EXERCISE AIM »
Copy every line of the data in which the word "Japan" occurs.

EXERCISE INPUT »
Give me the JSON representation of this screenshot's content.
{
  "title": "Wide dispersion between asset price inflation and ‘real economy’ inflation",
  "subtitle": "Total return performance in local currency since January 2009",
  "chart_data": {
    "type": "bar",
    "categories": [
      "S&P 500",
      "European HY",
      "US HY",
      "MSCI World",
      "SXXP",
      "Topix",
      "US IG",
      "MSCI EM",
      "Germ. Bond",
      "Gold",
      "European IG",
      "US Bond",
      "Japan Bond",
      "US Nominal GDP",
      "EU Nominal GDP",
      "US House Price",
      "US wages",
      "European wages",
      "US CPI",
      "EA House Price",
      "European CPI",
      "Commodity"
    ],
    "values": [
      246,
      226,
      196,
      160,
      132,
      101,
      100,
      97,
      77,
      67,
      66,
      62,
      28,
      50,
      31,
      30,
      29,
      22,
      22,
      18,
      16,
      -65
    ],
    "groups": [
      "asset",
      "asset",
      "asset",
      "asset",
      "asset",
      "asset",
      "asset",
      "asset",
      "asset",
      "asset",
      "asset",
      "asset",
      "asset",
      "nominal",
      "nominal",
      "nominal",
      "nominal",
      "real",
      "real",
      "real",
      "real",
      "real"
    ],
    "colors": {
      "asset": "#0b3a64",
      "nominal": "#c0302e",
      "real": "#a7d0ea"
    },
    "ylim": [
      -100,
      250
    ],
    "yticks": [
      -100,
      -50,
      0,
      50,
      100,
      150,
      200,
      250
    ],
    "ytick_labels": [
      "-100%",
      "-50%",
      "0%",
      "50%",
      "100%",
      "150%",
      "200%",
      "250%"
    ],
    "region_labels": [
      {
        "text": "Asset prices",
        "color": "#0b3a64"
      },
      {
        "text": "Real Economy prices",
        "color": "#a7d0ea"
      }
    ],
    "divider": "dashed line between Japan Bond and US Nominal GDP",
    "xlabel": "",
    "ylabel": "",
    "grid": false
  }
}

EXERCISE RESULT »
      "Japan Bond",
    "divider": "dashed line between Japan Bond and US Nominal GDP",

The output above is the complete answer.